═════ Input rows ═════
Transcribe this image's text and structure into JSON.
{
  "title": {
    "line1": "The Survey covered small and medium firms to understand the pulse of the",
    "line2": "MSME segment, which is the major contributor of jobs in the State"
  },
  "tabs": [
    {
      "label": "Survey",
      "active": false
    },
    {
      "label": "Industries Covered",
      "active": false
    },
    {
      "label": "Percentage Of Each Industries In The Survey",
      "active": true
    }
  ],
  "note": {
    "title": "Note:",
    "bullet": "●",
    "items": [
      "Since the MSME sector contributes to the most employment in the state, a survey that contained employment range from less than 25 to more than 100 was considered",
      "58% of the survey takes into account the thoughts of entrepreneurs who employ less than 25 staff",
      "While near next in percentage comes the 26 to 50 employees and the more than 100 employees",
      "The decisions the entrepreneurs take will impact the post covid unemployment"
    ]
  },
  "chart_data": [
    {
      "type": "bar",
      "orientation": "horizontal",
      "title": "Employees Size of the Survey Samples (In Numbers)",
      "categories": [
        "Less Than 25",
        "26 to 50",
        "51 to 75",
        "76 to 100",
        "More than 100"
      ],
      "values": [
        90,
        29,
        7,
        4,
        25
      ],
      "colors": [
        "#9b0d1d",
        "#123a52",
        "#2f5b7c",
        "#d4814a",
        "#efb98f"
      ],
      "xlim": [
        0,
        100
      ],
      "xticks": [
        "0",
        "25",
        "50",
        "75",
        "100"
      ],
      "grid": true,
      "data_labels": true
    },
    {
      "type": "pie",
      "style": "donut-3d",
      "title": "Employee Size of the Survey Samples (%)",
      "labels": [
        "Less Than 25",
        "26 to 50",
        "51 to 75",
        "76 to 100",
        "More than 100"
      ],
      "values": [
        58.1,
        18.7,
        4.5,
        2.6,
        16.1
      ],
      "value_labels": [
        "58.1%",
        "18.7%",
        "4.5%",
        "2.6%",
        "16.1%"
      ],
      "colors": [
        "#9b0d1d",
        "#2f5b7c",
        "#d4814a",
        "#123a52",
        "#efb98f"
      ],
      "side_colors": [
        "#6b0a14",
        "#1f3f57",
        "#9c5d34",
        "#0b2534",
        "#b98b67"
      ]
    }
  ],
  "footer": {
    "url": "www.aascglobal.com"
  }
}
═════
- Directions:
Scan the material above for the string "Size" and return the lines that hold it.

- Answer to the exercise:
      "title": "Employees Size of the Survey Samples (In Numbers)",
      "title": "Employee Size of the Survey Samples (%)",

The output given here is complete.